■ **Stated problem**
Copy out the whole listing exactly as written, leaving the pictures behind.
Start of Data rows
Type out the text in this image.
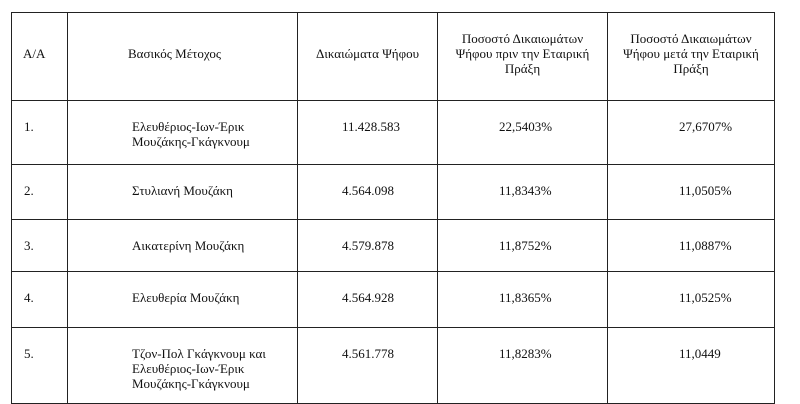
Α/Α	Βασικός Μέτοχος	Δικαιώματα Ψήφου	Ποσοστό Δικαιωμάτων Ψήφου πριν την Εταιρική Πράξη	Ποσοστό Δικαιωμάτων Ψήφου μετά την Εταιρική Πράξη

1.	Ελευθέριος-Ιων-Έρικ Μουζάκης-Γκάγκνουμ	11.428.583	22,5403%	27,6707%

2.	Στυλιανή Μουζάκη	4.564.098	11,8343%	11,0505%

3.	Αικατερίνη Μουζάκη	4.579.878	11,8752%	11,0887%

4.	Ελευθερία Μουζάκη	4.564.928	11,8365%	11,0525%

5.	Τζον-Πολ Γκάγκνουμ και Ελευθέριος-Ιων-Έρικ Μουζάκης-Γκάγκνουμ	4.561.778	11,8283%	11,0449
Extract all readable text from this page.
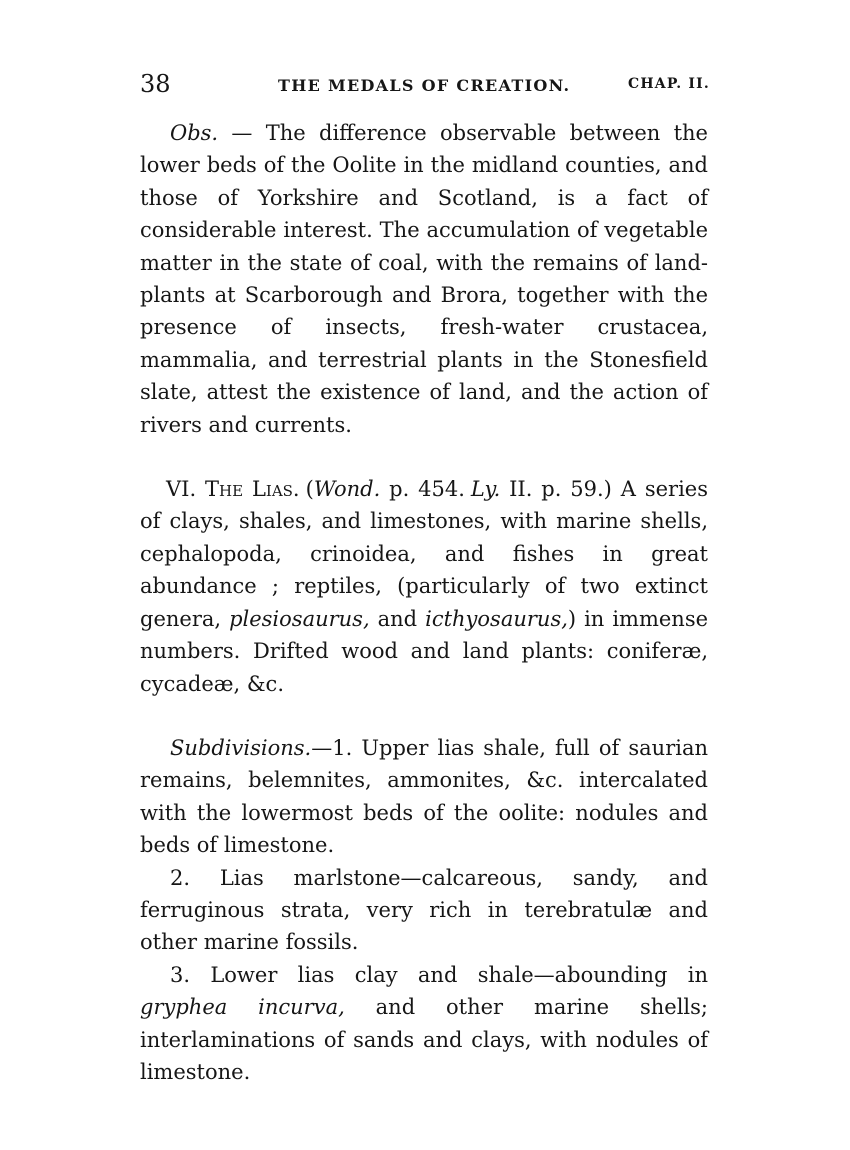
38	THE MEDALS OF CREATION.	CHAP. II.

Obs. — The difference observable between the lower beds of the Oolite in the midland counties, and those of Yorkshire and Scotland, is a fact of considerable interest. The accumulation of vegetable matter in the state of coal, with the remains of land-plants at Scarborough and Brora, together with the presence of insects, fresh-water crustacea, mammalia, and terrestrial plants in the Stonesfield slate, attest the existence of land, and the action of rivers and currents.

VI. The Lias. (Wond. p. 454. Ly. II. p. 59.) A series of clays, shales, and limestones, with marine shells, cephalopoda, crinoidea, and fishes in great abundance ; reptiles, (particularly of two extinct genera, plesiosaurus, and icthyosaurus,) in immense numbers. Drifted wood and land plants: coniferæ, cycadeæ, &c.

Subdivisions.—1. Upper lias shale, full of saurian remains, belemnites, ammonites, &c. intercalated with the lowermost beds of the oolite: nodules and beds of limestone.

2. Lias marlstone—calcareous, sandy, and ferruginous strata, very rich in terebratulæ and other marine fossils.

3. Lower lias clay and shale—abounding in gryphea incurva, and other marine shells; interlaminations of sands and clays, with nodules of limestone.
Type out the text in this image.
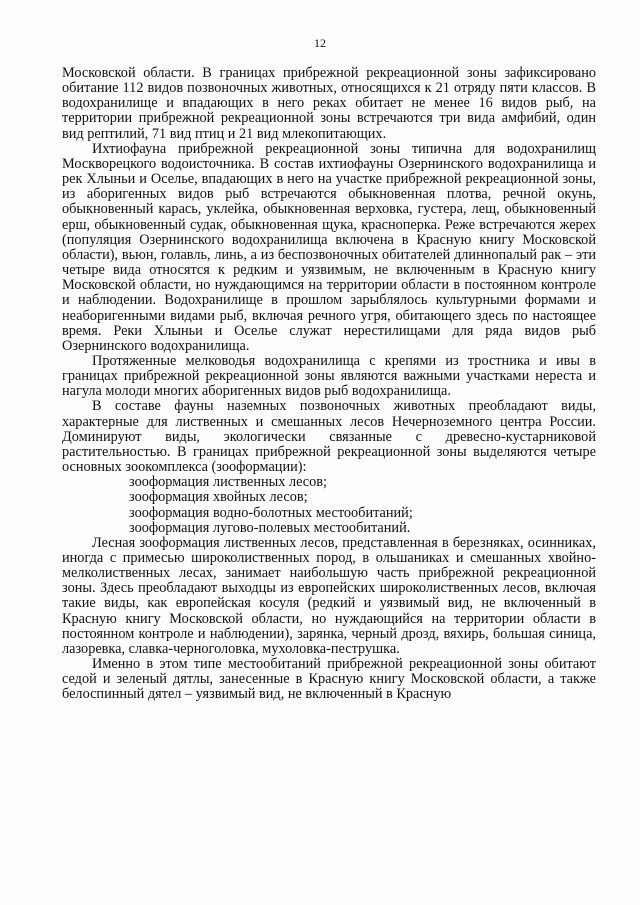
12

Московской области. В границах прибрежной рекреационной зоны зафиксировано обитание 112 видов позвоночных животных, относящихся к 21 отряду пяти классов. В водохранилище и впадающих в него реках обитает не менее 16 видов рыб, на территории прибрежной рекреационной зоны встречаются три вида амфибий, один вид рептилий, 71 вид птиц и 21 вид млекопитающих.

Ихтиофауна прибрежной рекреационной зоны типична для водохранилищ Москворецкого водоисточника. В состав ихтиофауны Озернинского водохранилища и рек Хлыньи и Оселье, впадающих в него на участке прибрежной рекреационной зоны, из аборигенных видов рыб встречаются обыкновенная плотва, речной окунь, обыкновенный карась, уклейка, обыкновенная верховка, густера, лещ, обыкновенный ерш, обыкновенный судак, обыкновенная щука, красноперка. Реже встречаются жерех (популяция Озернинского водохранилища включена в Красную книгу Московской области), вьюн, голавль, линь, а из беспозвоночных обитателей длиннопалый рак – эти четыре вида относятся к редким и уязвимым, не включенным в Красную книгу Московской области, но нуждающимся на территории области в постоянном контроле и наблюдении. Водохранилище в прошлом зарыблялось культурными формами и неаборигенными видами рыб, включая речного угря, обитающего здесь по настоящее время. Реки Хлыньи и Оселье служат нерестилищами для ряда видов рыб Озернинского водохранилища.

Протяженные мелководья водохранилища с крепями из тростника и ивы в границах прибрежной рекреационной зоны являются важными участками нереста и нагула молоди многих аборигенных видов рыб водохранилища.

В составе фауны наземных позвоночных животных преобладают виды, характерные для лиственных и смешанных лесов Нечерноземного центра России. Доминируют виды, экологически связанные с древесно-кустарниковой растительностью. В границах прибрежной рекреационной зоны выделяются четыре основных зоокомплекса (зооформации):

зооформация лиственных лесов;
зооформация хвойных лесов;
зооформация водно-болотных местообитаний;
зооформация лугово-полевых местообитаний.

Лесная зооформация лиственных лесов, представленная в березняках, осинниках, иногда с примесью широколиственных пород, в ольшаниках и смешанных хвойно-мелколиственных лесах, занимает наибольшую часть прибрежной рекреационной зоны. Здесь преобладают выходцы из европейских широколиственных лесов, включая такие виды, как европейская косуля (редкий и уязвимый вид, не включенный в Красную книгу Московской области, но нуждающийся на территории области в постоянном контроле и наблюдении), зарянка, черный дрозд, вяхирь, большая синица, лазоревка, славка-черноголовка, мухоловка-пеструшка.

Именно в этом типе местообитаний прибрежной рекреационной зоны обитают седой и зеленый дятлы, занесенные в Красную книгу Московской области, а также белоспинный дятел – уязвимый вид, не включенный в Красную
End of Data rows
■ **Written response**
Type out the text in this image.
Α/Α	Βασικός Μέτοχος	Δικαιώματα Ψήφου	Ποσοστό Δικαιωμάτων Ψήφου πριν την Εταιρική Πράξη	Ποσοστό Δικαιωμάτων Ψήφου μετά την Εταιρική Πράξη

1.	Ελευθέριος-Ιων-Έρικ Μουζάκης-Γκάγκνουμ	11.428.583	22,5403%	27,6707%

2.	Στυλιανή Μουζάκη	4.564.098	11,8343%	11,0505%

3.	Αικατερίνη Μουζάκη	4.579.878	11,8752%	11,0887%

4.	Ελευθερία Μουζάκη	4.564.928	11,8365%	11,0525%

5.	Τζον-Πολ Γκάγκνουμ και Ελευθέριος-Ιων-Έρικ Μουζάκης-Γκάγκνουμ	4.561.778	11,8283%	11,0449
Extract all readable text from this page.
38	THE MEDALS OF CREATION.	CHAP. II.

Obs. — The difference observable between the lower beds of the Oolite in the midland counties, and those of Yorkshire and Scotland, is a fact of considerable interest. The accumulation of vegetable matter in the state of coal, with the remains of land-plants at Scarborough and Brora, together with the presence of insects, fresh-water crustacea, mammalia, and terrestrial plants in the Stonesfield slate, attest the existence of land, and the action of rivers and currents.

VI. The Lias. (Wond. p. 454. Ly. II. p. 59.) A series of clays, shales, and limestones, with marine shells, cephalopoda, crinoidea, and fishes in great abundance ; reptiles, (particularly of two extinct genera, plesiosaurus, and icthyosaurus,) in immense numbers. Drifted wood and land plants: coniferæ, cycadeæ, &c.

Subdivisions.—1. Upper lias shale, full of saurian remains, belemnites, ammonites, &c. intercalated with the lowermost beds of the oolite: nodules and beds of limestone.

2. Lias marlstone—calcareous, sandy, and ferruginous strata, very rich in terebratulæ and other marine fossils.

3. Lower lias clay and shale—abounding in gryphea incurva, and other marine shells; interlaminations of sands and clays, with nodules of limestone.
Type out the text in this image.
12

Московской области. В границах прибрежной рекреационной зоны зафиксировано обитание 112 видов позвоночных животных, относящихся к 21 отряду пяти классов. В водохранилище и впадающих в него реках обитает не менее 16 видов рыб, на территории прибрежной рекреационной зоны встречаются три вида амфибий, один вид рептилий, 71 вид птиц и 21 вид млекопитающих.

Ихтиофауна прибрежной рекреационной зоны типична для водохранилищ Москворецкого водоисточника. В состав ихтиофауны Озернинского водохранилища и рек Хлыньи и Оселье, впадающих в него на участке прибрежной рекреационной зоны, из аборигенных видов рыб встречаются обыкновенная плотва, речной окунь, обыкновенный карась, уклейка, обыкновенная верховка, густера, лещ, обыкновенный ерш, обыкновенный судак, обыкновенная щука, красноперка. Реже встречаются жерех (популяция Озернинского водохранилища включена в Красную книгу Московской области), вьюн, голавль, линь, а из беспозвоночных обитателей длиннопалый рак – эти четыре вида относятся к редким и уязвимым, не включенным в Красную книгу Московской области, но нуждающимся на территории области в постоянном контроле и наблюдении. Водохранилище в прошлом зарыблялось культурными формами и неаборигенными видами рыб, включая речного угря, обитающего здесь по настоящее время. Реки Хлыньи и Оселье служат нерестилищами для ряда видов рыб Озернинского водохранилища.

Протяженные мелководья водохранилища с крепями из тростника и ивы в границах прибрежной рекреационной зоны являются важными участками нереста и нагула молоди многих аборигенных видов рыб водохранилища.

В составе фауны наземных позвоночных животных преобладают виды, характерные для лиственных и смешанных лесов Нечерноземного центра России. Доминируют виды, экологически связанные с древесно-кустарниковой растительностью. В границах прибрежной рекреационной зоны выделяются четыре основных зоокомплекса (зооформации):

зооформация лиственных лесов;
зооформация хвойных лесов;
зооформация водно-болотных местообитаний;
зооформация лугово-полевых местообитаний.

Лесная зооформация лиственных лесов, представленная в березняках, осинниках, иногда с примесью широколиственных пород, в ольшаниках и смешанных хвойно-мелколиственных лесах, занимает наибольшую часть прибрежной рекреационной зоны. Здесь преобладают выходцы из европейских широколиственных лесов, включая такие виды, как европейская косуля (редкий и уязвимый вид, не включенный в Красную книгу Московской области, но нуждающийся на территории области в постоянном контроле и наблюдении), зарянка, черный дрозд, вяхирь, большая синица, лазоревка, славка-черноголовка, мухоловка-пеструшка.

Именно в этом типе местообитаний прибрежной рекреационной зоны обитают седой и зеленый дятлы, занесенные в Красную книгу Московской области, а также белоспинный дятел – уязвимый вид, не включенный в Красную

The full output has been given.